YOUR GOAL:
Which lines hold the string "vita"? Copy every one of them.

INPUT ROWS:
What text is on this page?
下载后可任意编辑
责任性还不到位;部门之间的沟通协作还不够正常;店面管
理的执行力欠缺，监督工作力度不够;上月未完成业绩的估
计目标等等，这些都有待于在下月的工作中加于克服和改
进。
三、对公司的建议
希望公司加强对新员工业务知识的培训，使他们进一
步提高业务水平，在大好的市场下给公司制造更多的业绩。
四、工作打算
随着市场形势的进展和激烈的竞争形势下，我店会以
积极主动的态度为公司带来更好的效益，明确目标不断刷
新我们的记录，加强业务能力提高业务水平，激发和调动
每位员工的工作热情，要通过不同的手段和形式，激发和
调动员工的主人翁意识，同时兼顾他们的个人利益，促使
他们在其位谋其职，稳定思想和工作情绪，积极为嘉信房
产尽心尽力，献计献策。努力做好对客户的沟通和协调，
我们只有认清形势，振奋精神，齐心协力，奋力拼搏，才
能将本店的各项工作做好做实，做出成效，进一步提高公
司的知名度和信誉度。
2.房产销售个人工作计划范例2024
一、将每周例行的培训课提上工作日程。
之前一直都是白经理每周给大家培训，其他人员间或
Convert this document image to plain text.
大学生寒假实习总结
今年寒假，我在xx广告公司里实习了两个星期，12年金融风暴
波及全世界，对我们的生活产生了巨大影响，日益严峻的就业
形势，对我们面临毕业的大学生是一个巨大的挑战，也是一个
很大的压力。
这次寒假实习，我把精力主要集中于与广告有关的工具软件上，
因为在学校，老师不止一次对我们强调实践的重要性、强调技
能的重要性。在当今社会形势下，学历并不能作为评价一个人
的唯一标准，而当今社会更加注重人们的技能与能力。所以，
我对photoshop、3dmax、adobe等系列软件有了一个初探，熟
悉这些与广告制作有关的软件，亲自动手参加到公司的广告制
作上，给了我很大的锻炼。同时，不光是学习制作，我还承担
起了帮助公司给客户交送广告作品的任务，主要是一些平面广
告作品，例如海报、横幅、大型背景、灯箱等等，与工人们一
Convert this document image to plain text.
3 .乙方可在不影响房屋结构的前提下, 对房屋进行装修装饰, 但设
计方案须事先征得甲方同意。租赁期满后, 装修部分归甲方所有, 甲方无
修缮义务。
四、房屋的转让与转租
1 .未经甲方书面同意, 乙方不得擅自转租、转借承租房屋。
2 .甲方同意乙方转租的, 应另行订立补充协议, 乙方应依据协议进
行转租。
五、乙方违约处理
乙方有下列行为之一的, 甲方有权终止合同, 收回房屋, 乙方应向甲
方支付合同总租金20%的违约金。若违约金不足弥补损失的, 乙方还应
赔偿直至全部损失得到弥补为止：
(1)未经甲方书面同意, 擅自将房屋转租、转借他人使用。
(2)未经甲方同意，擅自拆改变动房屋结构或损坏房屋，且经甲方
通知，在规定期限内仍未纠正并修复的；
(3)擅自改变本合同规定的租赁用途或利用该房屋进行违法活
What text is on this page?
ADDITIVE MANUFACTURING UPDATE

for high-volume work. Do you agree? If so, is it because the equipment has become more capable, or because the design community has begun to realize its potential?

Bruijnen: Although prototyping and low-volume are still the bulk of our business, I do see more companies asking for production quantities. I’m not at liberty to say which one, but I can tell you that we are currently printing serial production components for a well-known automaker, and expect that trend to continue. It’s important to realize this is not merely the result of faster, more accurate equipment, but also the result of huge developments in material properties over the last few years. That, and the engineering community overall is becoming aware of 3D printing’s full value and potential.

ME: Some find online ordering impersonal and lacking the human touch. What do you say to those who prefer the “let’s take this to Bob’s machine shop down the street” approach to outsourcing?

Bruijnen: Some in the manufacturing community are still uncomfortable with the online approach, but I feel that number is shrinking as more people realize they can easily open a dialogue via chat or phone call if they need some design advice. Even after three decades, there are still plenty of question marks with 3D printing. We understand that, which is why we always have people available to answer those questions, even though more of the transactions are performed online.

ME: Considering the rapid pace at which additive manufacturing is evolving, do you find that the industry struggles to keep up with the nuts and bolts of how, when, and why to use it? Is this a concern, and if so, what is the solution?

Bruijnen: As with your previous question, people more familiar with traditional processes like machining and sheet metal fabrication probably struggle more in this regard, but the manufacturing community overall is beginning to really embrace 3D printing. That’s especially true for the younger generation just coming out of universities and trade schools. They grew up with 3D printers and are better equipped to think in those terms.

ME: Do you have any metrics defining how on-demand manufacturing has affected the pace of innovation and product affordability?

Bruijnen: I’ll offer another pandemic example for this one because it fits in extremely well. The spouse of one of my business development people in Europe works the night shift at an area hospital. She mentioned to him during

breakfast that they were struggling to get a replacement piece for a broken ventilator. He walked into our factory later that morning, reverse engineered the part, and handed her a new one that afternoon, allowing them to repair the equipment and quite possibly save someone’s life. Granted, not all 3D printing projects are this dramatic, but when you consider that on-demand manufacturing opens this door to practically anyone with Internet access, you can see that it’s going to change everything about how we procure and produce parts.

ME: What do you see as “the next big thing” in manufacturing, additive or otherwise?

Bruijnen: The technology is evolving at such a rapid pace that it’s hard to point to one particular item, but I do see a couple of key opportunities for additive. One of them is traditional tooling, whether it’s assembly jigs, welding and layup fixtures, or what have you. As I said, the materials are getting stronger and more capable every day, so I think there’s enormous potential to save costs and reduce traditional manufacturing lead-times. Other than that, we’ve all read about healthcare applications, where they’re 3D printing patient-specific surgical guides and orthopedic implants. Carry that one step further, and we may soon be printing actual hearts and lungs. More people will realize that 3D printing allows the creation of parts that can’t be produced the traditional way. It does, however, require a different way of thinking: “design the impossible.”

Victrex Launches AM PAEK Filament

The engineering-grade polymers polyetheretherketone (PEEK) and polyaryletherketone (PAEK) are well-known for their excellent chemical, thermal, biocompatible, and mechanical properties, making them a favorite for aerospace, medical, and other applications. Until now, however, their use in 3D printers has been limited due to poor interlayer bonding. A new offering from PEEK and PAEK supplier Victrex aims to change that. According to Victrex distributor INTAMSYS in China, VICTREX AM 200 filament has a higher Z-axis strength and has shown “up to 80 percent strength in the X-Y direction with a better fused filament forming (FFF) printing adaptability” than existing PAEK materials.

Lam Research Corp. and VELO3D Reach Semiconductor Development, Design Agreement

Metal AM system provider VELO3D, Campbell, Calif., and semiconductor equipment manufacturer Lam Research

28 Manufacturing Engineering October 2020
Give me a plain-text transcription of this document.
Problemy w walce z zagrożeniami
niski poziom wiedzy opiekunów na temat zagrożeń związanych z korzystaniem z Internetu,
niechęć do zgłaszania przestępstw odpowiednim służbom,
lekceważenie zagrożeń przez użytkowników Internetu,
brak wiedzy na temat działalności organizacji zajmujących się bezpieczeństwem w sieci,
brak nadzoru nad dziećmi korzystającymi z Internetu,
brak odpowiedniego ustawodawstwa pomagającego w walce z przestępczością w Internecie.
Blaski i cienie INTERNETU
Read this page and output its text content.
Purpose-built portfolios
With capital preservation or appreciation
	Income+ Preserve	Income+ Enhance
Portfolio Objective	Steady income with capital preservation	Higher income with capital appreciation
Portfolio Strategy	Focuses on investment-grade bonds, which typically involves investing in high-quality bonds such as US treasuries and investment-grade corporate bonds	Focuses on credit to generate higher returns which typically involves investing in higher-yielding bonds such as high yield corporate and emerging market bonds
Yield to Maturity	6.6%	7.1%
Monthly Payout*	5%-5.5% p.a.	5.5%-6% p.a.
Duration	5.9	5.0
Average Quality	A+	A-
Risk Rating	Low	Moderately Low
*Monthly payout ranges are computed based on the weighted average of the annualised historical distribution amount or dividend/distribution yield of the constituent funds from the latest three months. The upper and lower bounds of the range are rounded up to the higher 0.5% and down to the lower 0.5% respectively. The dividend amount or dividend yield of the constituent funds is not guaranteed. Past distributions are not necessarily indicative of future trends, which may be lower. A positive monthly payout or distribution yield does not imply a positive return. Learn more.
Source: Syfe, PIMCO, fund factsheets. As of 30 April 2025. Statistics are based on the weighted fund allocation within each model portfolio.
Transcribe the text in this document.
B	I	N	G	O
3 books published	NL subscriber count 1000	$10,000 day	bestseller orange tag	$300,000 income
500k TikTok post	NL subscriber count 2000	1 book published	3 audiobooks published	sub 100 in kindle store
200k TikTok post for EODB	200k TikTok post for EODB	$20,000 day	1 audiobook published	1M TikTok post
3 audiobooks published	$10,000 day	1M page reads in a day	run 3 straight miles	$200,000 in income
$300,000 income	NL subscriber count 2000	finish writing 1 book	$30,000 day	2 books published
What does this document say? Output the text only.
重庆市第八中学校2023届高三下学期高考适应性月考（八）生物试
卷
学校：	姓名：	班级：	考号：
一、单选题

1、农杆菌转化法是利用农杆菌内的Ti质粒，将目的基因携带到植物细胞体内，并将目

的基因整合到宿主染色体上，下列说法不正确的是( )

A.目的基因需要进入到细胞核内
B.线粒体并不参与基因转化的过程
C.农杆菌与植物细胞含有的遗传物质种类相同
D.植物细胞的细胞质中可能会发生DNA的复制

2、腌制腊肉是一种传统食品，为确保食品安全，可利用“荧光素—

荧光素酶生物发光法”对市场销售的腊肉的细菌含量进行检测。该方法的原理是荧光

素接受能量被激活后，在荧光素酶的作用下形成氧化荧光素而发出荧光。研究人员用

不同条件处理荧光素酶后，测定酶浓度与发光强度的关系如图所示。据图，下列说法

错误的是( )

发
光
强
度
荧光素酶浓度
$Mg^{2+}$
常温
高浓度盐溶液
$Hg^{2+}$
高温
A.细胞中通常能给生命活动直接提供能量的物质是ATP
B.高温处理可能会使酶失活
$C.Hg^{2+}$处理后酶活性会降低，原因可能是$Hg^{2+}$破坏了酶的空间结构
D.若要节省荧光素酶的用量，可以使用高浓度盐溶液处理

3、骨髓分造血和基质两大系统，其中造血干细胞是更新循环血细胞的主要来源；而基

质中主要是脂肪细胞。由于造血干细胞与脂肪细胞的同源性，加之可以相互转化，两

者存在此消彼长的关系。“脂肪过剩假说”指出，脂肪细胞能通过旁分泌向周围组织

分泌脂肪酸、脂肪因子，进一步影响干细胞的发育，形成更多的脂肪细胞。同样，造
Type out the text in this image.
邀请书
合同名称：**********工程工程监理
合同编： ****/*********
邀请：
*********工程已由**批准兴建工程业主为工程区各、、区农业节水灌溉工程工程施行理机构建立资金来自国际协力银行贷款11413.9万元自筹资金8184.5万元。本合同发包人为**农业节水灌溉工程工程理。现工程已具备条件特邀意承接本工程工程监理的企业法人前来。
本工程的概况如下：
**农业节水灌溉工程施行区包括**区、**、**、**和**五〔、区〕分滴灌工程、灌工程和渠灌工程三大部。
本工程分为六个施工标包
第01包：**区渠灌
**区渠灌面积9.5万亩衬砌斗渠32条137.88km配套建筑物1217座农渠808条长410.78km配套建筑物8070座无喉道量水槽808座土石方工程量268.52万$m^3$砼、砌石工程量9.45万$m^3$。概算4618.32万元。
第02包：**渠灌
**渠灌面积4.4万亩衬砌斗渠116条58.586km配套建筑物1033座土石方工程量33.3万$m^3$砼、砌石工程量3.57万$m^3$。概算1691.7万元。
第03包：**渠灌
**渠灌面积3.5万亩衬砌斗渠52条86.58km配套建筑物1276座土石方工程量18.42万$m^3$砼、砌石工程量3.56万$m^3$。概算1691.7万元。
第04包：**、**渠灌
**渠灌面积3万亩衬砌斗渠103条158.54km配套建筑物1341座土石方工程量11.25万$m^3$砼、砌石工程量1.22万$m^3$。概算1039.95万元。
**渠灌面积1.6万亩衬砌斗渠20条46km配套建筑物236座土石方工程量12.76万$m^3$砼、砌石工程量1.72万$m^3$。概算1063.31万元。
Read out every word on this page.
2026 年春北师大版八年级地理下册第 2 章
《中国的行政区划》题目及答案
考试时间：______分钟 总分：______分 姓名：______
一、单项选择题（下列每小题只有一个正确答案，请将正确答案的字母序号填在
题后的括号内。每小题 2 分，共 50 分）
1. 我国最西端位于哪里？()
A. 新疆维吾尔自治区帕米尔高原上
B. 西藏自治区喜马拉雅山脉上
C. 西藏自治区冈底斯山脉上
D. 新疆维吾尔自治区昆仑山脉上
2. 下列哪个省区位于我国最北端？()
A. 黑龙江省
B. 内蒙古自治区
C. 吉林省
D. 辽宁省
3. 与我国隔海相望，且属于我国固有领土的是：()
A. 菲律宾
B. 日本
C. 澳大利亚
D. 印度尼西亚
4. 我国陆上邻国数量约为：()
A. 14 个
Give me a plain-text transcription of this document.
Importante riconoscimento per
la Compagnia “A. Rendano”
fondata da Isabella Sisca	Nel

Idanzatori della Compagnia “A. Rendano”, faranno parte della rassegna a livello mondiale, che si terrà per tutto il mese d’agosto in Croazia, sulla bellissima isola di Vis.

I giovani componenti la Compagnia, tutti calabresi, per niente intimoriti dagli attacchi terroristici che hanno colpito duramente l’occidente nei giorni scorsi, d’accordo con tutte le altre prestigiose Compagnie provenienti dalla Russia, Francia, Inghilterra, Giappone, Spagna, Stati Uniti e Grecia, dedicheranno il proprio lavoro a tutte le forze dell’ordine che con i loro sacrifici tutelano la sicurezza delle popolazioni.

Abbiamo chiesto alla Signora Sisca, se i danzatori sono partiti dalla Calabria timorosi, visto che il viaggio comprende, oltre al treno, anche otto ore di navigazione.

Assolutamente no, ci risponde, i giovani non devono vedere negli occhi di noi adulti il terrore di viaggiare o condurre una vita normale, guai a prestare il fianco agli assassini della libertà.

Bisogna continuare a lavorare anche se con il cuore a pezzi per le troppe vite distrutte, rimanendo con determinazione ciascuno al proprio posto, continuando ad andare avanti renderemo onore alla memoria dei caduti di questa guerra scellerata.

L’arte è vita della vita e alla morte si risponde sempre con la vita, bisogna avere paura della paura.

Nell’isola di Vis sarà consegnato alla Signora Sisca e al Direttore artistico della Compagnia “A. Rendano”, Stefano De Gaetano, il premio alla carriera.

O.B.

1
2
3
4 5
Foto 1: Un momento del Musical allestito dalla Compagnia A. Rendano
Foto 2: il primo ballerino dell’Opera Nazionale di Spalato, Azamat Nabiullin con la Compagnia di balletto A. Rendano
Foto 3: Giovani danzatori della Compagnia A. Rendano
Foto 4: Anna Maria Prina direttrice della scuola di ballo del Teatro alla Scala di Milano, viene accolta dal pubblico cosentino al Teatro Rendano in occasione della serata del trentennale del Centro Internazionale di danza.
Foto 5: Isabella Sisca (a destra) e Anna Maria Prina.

EXERCISE RESULT:
Assolutamente no, ci risponde, i giovani non devono vedere negli occhi di noi adulti il terrore di viaggiare o condurre una vita normale, guai a prestare il fianco agli assassini della libertà.
L’arte è vita della vita e alla morte si risponde sempre con la vita, bisogna avere paura della paura.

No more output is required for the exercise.